Locate each line holding the string "this" and copy it.
## Start
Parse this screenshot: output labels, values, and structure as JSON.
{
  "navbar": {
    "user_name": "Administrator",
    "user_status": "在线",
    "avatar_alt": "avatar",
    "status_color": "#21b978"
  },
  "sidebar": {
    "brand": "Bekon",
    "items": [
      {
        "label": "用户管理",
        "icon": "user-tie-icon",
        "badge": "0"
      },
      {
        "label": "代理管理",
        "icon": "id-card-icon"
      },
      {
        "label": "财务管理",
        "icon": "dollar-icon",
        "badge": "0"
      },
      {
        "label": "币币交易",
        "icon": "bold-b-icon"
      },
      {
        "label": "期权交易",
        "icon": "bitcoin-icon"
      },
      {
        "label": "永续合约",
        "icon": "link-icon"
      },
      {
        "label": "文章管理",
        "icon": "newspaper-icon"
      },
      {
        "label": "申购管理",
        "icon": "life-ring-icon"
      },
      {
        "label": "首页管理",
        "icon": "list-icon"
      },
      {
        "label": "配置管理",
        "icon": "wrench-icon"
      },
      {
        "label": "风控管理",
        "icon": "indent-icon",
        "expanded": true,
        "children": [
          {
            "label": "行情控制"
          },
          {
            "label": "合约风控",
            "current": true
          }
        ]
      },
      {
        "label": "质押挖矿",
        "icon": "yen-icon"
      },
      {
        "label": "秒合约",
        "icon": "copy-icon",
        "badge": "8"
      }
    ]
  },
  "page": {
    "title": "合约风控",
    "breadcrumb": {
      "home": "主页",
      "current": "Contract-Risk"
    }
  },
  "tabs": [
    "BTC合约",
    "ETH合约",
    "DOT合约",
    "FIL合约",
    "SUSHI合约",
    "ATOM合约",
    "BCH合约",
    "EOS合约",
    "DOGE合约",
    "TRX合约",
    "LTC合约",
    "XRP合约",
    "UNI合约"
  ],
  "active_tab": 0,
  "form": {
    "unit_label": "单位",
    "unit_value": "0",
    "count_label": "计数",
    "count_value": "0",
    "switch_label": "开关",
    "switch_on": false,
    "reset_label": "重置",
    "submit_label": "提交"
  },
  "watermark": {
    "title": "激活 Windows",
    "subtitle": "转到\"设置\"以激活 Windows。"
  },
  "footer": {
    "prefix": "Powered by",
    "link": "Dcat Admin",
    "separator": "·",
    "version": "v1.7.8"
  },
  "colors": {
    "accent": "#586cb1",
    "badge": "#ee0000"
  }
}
## End
## Start
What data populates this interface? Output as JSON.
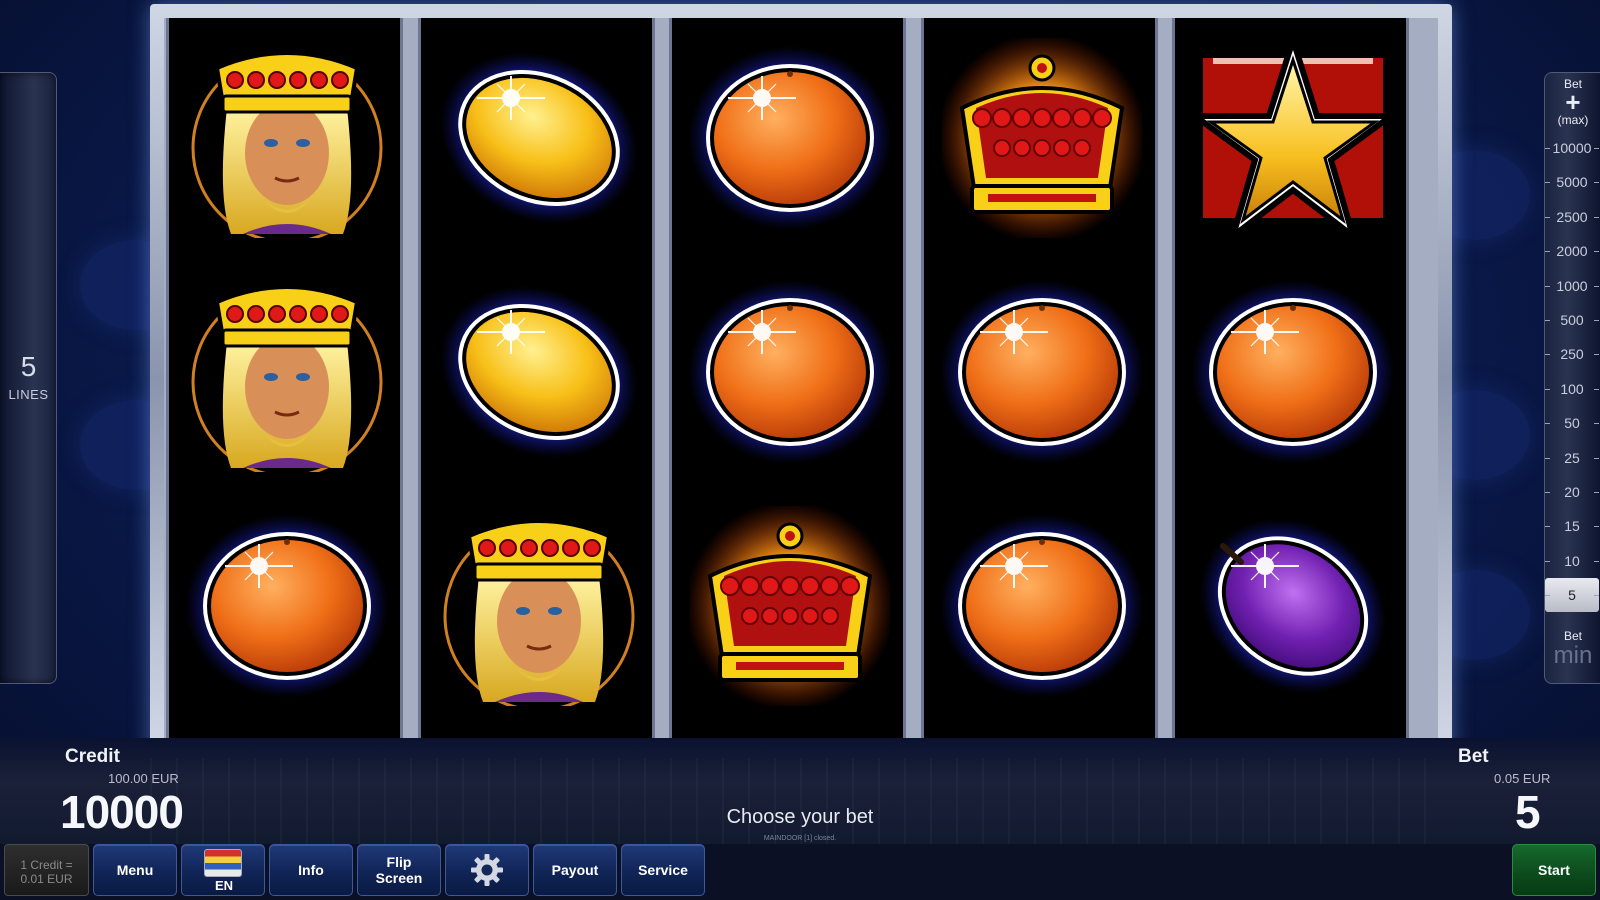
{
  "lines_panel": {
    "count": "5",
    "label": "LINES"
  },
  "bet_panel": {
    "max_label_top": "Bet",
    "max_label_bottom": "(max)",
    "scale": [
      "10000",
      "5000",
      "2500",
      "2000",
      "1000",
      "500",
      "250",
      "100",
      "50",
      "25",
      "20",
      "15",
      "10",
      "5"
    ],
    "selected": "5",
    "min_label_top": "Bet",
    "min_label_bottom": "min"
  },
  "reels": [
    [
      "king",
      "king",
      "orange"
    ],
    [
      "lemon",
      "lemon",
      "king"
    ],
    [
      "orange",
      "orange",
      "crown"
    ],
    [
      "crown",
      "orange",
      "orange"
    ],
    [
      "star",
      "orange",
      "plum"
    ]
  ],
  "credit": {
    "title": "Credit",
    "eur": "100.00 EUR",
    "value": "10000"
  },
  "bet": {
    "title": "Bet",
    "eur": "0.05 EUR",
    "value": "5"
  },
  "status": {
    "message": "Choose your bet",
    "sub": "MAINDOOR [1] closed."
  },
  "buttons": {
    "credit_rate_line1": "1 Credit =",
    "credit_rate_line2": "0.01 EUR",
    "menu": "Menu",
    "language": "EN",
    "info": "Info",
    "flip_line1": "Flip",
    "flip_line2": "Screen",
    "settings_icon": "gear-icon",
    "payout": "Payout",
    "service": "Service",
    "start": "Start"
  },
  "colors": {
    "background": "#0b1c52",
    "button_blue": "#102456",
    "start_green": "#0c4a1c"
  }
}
## End
● **TASK SOLUTION**
Parse this screenshot: output labels, values, and structure as JSON.
What data populates this interface? Output as JSON.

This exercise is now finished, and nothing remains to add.